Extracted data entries

━━━━━━━━━━━━━━━━━━━━

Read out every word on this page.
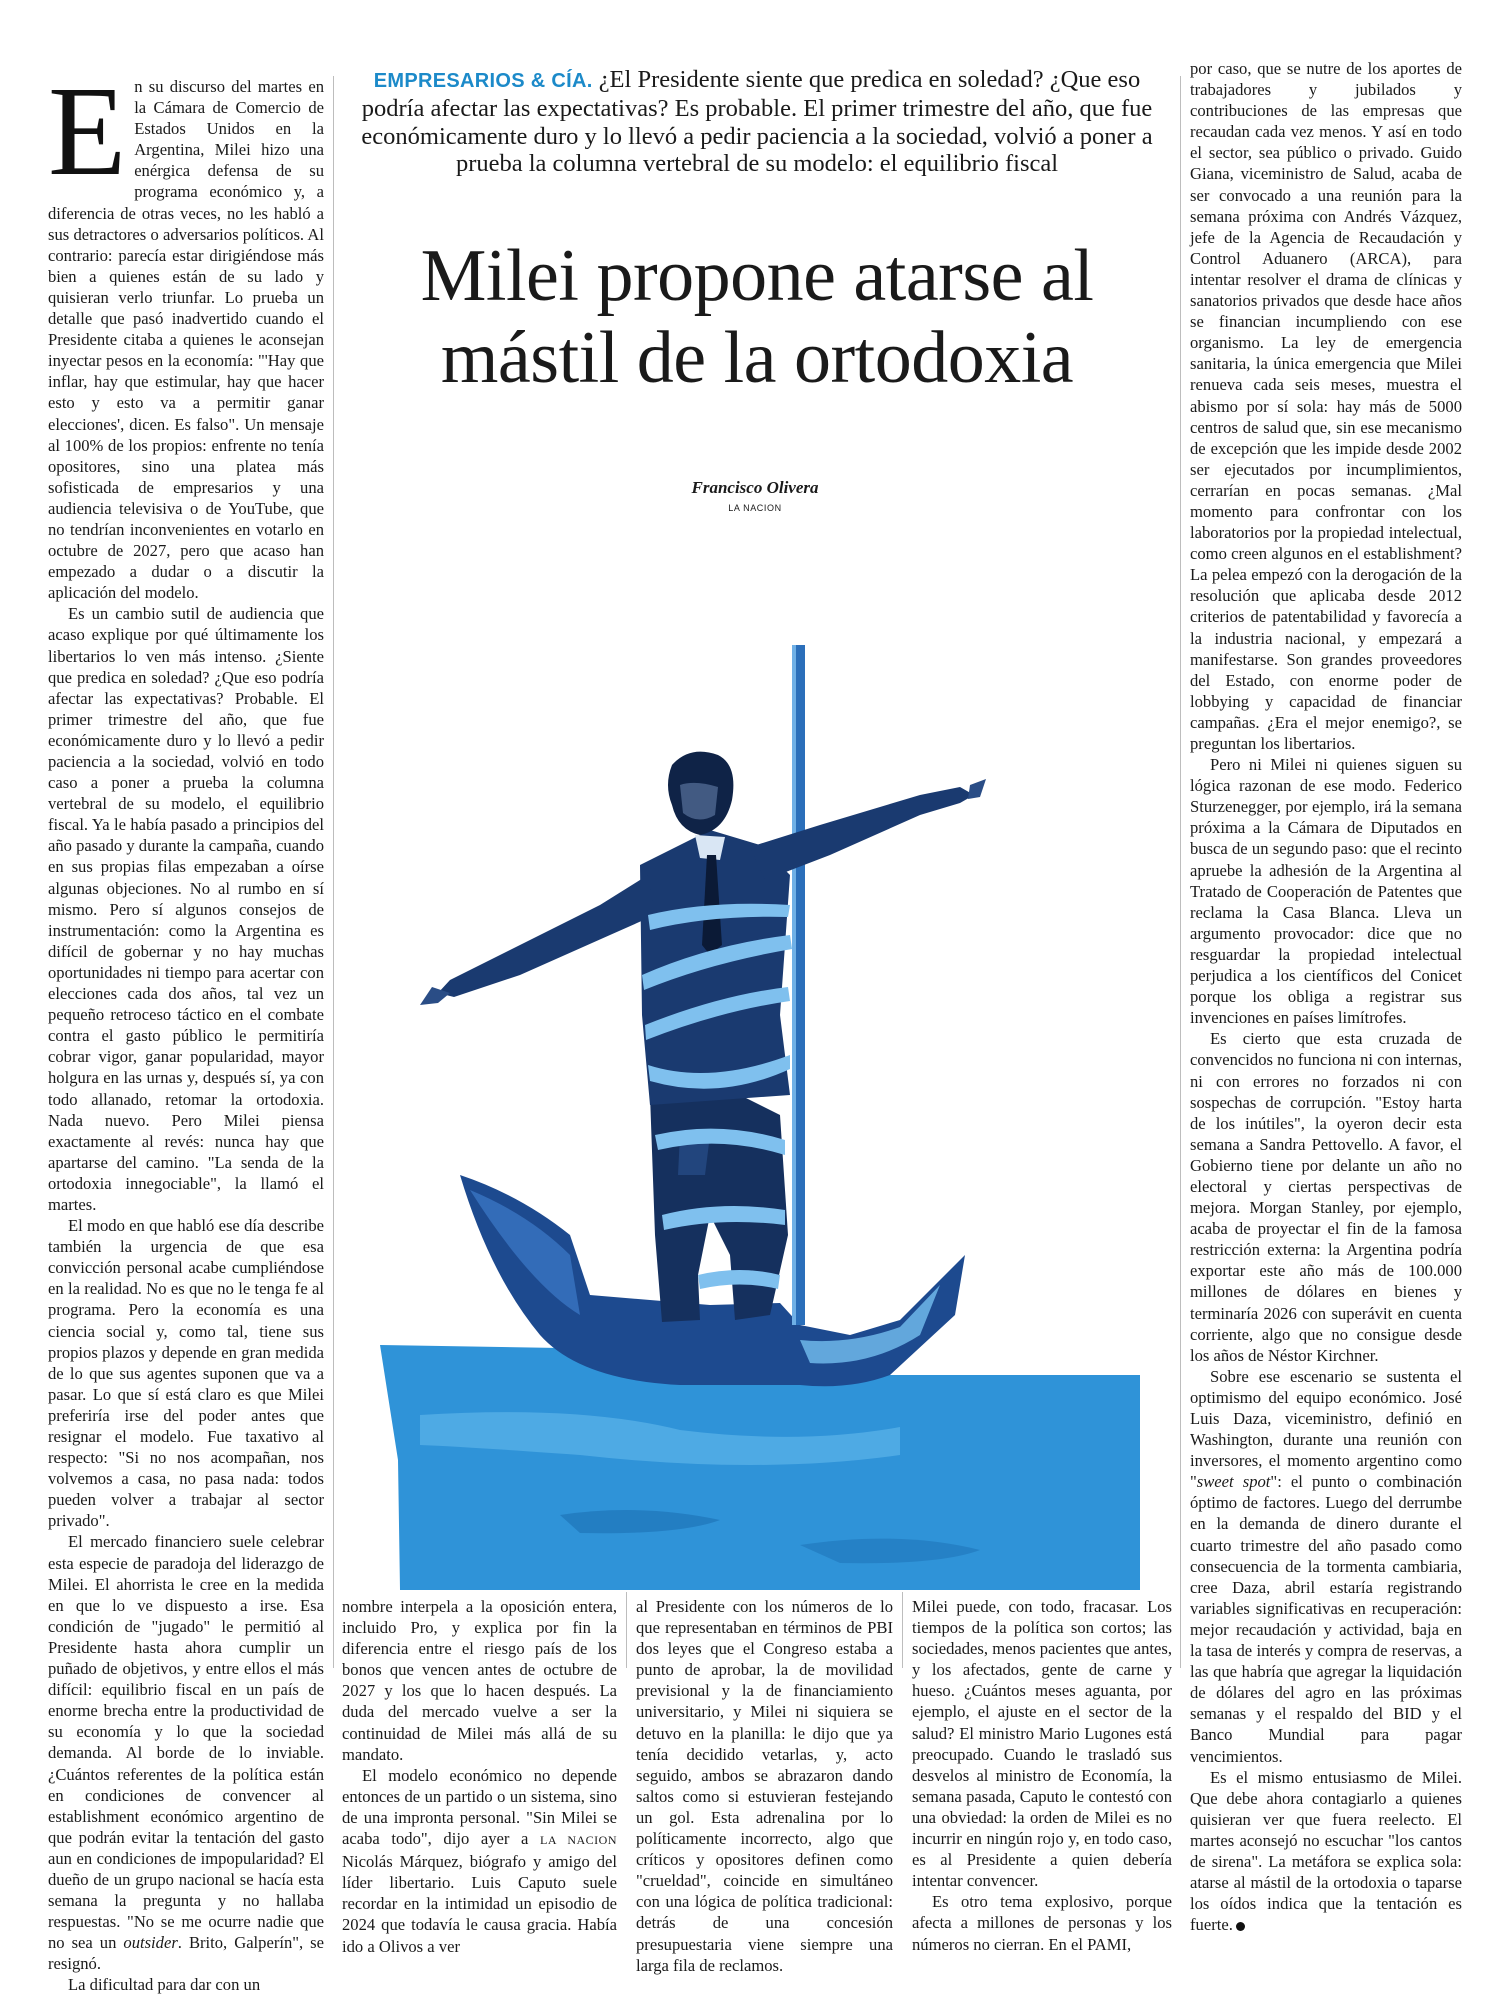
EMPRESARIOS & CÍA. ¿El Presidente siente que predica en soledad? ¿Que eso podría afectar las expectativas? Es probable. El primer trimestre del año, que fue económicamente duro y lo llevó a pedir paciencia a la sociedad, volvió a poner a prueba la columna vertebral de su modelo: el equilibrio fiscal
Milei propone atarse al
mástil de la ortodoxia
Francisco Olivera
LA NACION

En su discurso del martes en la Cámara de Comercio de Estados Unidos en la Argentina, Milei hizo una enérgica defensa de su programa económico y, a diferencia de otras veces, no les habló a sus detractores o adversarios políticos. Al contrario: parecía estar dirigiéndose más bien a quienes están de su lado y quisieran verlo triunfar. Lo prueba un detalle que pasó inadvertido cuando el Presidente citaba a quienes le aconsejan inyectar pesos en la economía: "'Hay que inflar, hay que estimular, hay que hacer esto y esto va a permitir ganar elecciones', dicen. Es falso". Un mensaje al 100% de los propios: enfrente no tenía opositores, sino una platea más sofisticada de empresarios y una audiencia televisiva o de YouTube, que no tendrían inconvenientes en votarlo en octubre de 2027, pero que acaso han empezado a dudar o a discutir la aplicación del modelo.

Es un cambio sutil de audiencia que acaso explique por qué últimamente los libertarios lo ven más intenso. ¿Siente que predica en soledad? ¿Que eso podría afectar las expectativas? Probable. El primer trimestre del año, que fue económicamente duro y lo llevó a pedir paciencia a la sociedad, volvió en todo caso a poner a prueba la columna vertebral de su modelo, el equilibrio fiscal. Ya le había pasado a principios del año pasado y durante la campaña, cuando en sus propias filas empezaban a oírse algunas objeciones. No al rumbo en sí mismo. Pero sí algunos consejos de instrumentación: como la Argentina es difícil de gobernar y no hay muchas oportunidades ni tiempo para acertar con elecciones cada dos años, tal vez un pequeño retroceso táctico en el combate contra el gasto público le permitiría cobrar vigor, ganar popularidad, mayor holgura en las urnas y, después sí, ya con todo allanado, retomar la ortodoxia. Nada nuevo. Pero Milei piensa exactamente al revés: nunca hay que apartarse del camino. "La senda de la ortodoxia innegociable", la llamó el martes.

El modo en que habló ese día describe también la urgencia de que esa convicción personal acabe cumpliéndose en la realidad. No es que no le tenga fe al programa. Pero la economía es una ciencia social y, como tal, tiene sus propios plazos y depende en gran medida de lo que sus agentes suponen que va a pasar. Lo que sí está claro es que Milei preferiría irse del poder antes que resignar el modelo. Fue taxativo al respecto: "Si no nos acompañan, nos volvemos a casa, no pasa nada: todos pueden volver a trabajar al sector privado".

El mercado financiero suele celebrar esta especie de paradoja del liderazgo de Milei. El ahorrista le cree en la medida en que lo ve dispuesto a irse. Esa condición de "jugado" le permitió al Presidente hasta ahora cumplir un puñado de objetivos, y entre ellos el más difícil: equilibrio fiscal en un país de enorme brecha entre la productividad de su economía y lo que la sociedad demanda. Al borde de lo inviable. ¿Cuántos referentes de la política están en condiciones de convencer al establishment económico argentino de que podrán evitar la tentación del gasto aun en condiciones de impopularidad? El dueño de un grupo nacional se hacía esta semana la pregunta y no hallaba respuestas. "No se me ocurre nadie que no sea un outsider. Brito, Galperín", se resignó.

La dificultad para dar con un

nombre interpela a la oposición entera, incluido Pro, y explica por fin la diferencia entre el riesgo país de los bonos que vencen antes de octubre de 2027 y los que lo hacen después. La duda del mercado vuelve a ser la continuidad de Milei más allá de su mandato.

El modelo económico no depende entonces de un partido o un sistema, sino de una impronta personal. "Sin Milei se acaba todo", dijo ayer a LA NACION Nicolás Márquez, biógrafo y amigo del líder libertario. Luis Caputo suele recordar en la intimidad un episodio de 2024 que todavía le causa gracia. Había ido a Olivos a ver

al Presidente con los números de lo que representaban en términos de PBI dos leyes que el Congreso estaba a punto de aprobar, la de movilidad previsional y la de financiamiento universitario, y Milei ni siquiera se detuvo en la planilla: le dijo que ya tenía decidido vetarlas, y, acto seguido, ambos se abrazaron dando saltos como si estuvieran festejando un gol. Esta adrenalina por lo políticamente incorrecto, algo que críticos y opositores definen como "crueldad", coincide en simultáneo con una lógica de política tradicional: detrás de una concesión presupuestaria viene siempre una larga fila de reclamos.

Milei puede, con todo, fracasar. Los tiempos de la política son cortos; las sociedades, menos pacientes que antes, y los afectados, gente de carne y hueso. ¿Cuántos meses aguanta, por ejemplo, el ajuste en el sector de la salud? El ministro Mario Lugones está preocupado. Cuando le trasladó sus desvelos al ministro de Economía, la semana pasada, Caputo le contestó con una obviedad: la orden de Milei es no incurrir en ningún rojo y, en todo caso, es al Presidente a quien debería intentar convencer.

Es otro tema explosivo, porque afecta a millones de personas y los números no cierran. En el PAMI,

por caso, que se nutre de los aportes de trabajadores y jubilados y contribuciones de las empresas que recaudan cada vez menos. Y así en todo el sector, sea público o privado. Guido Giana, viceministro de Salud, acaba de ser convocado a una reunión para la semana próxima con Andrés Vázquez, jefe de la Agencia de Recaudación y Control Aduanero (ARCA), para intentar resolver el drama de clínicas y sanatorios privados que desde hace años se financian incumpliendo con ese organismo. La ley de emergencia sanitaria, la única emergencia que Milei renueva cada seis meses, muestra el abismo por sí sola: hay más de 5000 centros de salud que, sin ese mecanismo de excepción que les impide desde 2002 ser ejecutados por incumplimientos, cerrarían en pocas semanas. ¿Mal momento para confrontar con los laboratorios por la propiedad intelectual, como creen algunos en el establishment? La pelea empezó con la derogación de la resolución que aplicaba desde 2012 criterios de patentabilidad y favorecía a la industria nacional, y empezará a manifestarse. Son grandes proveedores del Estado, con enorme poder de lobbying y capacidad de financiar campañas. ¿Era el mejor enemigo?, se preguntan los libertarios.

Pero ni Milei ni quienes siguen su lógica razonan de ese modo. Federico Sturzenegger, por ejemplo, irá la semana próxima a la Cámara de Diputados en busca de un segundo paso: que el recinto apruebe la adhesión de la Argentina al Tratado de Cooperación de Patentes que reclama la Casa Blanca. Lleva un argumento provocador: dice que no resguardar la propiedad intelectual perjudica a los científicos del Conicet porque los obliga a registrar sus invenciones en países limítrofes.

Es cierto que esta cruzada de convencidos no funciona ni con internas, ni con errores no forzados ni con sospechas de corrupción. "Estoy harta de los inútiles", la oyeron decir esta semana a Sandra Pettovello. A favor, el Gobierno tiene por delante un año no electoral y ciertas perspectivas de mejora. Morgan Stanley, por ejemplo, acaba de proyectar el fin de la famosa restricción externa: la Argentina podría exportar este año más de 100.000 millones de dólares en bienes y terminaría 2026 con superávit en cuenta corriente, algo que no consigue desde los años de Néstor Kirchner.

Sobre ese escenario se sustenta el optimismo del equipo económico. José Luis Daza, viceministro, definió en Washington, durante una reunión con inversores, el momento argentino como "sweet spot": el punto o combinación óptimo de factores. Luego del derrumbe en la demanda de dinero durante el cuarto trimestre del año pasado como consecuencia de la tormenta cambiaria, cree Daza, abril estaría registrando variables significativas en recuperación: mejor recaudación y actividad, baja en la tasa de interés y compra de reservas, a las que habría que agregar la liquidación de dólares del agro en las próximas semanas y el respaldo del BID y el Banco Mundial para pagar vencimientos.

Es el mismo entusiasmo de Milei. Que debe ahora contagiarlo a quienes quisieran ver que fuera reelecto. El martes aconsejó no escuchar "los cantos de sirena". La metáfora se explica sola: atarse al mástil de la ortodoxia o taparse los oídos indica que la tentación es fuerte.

━━━━━━━━━━━━━━━━━━━━

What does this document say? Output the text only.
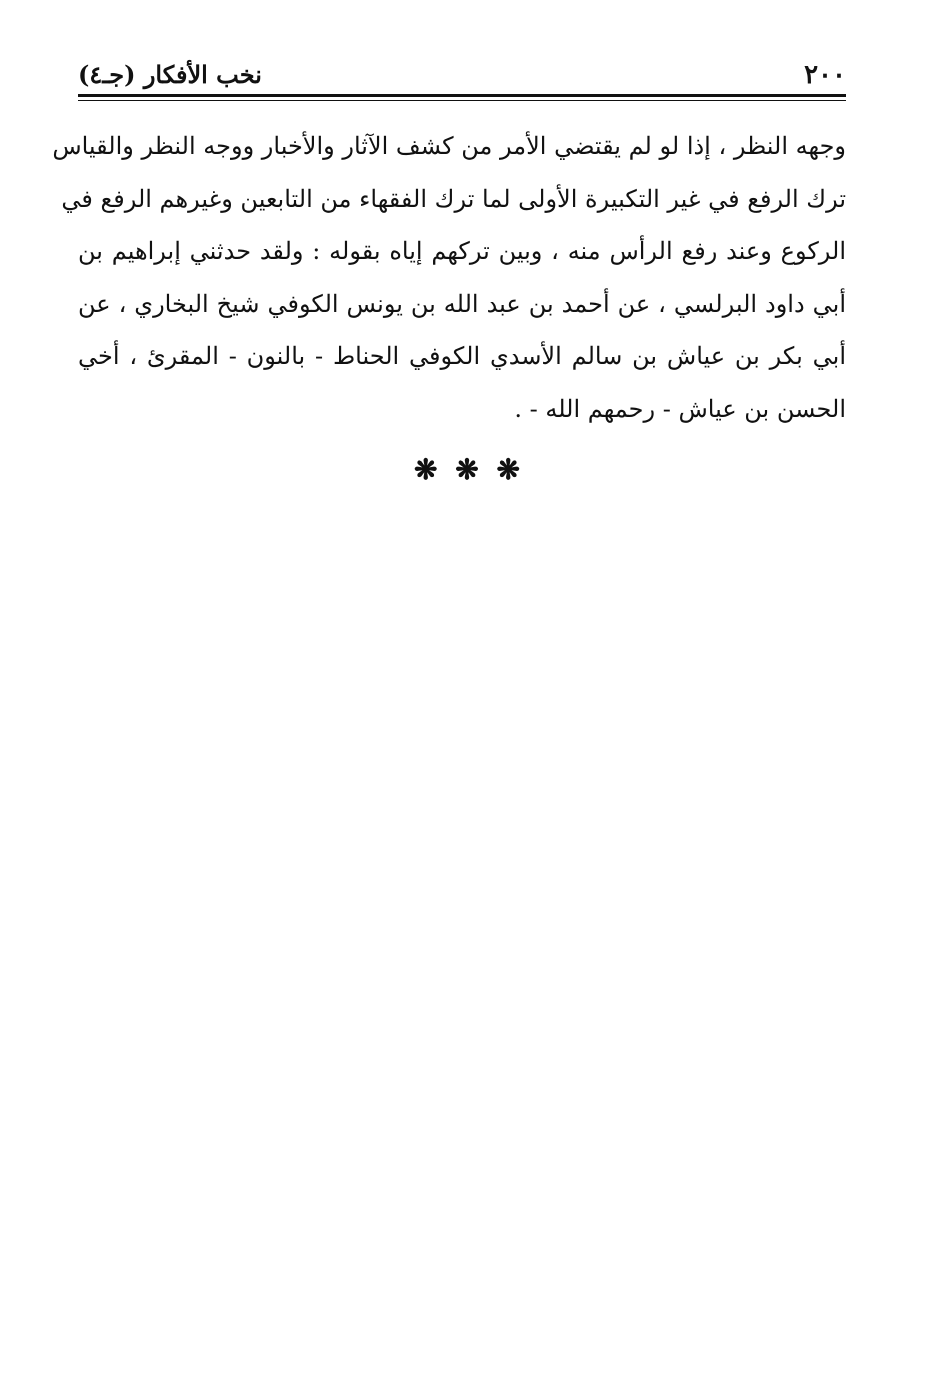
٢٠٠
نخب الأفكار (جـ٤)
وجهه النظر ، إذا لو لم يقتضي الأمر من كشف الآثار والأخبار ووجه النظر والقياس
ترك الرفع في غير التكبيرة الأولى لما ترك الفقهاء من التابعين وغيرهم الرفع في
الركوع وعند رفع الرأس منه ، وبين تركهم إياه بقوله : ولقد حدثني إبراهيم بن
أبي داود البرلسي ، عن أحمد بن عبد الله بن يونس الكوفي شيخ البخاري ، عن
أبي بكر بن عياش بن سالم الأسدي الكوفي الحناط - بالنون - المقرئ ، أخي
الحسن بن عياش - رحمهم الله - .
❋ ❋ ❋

━━━━━━━━━━━━━━━━━━━━

### [EXERCISE GOAL]
Among the entries above, how many lines include the word "millones"? Give the number with no comment.

### [WRITTEN ANSWER]
2